[Layout coordinate data]
··········
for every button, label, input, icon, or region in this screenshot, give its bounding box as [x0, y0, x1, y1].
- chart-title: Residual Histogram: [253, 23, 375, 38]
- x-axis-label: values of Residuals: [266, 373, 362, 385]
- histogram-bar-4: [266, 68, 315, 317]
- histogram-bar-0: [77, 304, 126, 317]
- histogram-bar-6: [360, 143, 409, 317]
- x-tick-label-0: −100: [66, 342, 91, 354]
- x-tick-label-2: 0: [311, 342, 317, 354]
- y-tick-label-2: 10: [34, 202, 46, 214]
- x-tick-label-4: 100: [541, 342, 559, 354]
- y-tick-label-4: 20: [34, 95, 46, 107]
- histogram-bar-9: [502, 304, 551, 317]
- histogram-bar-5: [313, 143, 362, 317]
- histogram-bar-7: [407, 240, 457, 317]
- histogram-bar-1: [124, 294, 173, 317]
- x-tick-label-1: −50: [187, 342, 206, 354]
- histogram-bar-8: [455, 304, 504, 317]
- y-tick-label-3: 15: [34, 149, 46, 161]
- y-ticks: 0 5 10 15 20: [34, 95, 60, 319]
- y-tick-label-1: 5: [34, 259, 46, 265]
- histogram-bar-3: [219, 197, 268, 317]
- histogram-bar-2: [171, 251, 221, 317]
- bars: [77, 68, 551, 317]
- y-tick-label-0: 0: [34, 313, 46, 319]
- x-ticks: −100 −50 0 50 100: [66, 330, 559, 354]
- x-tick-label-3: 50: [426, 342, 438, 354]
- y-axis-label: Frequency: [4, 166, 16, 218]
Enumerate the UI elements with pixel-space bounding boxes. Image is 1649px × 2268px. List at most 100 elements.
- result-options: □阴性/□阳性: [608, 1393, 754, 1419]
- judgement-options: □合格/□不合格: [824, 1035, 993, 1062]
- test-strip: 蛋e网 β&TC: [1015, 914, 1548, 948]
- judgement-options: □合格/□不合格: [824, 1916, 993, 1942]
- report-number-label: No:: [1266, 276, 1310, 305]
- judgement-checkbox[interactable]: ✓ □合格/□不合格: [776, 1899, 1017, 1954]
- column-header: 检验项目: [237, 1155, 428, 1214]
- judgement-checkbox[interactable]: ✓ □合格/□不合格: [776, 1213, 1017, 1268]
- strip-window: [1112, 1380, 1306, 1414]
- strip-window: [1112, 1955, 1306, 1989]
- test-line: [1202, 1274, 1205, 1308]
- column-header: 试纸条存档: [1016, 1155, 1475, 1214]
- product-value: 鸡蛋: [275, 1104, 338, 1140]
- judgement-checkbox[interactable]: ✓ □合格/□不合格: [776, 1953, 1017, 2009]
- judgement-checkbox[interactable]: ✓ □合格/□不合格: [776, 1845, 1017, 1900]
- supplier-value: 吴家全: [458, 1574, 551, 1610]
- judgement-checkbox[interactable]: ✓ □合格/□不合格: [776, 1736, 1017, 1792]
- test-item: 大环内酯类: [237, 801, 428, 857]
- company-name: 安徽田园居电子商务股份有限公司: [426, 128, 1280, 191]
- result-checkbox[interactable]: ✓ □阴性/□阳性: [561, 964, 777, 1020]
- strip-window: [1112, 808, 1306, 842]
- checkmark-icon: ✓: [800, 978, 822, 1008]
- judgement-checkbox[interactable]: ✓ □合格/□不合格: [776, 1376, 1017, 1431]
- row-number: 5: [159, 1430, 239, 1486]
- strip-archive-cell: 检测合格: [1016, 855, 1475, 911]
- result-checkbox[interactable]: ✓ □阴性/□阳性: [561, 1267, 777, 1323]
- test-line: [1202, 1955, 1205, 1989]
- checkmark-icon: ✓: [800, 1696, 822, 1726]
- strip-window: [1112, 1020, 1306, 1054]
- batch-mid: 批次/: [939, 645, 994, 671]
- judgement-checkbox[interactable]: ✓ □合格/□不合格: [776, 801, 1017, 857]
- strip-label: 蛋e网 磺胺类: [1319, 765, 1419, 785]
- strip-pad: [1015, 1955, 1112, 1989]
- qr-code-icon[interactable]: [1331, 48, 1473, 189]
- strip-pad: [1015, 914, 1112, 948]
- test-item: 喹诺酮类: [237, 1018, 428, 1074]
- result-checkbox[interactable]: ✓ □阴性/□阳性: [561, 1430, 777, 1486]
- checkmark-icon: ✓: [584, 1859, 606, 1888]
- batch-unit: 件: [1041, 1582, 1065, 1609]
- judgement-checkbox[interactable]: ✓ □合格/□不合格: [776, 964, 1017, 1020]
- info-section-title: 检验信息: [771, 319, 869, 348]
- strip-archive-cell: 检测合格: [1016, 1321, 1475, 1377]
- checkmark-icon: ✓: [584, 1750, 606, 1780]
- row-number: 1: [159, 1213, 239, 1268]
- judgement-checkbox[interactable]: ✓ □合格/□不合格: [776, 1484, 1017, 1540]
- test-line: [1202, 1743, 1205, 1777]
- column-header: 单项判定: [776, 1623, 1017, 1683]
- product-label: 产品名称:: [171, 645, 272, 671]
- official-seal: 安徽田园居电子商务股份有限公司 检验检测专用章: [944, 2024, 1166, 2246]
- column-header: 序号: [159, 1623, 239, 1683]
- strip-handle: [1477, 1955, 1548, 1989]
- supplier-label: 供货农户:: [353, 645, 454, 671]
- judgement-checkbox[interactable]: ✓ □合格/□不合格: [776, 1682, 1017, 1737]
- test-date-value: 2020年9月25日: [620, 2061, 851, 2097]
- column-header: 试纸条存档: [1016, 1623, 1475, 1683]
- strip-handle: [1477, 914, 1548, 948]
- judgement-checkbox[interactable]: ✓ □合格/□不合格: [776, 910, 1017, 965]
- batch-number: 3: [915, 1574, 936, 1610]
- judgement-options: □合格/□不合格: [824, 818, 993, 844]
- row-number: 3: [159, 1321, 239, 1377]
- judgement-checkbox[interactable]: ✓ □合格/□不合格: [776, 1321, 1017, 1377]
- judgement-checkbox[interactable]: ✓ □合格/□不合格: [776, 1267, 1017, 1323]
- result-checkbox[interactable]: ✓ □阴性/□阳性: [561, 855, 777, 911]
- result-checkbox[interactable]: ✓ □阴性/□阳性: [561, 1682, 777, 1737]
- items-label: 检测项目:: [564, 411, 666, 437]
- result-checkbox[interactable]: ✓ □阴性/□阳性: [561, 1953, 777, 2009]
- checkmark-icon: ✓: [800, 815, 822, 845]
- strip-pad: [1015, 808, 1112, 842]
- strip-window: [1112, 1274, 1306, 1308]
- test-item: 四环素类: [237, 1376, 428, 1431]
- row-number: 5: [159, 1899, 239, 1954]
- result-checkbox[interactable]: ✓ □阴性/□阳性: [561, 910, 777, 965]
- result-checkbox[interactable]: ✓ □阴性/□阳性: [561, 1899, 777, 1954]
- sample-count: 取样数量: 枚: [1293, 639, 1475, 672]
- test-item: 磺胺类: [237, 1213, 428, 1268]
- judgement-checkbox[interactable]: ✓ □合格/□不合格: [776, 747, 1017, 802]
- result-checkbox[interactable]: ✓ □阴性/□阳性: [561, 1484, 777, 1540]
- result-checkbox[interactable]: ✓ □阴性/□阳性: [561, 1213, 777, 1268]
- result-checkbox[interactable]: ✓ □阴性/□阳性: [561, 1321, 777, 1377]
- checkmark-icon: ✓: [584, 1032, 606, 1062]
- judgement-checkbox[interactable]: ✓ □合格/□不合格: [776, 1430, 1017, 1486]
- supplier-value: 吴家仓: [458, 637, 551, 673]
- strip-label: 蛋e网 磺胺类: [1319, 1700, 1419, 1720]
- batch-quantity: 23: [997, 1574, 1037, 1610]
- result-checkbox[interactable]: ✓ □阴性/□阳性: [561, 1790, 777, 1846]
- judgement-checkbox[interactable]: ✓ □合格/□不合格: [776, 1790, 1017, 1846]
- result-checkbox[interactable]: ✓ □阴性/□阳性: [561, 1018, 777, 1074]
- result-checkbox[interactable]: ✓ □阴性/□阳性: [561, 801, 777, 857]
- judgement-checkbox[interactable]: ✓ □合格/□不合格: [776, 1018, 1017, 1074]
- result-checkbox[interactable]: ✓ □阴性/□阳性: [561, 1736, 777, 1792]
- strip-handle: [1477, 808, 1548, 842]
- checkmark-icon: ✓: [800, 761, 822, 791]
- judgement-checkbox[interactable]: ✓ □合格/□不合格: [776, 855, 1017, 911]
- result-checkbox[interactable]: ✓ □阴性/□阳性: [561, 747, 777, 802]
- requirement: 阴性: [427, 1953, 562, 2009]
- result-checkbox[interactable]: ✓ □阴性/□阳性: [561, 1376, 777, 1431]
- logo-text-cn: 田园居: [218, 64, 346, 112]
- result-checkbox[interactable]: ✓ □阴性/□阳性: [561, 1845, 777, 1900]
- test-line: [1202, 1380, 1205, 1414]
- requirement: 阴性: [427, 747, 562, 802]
··········
* To do: Please return the entries unchanged, starting at their first line and stopping after the line that contains "- histogram-bar-0: [77, 304, 126, 317]".

* The solution:
for every button, label, input, icon, or region in this screenshot, give its bounding box as [x0, y0, x1, y1].
- chart-title: Residual Histogram: [253, 23, 375, 38]
- x-axis-label: values of Residuals: [266, 373, 362, 385]
- histogram-bar-4: [266, 68, 315, 317]
- histogram-bar-0: [77, 304, 126, 317]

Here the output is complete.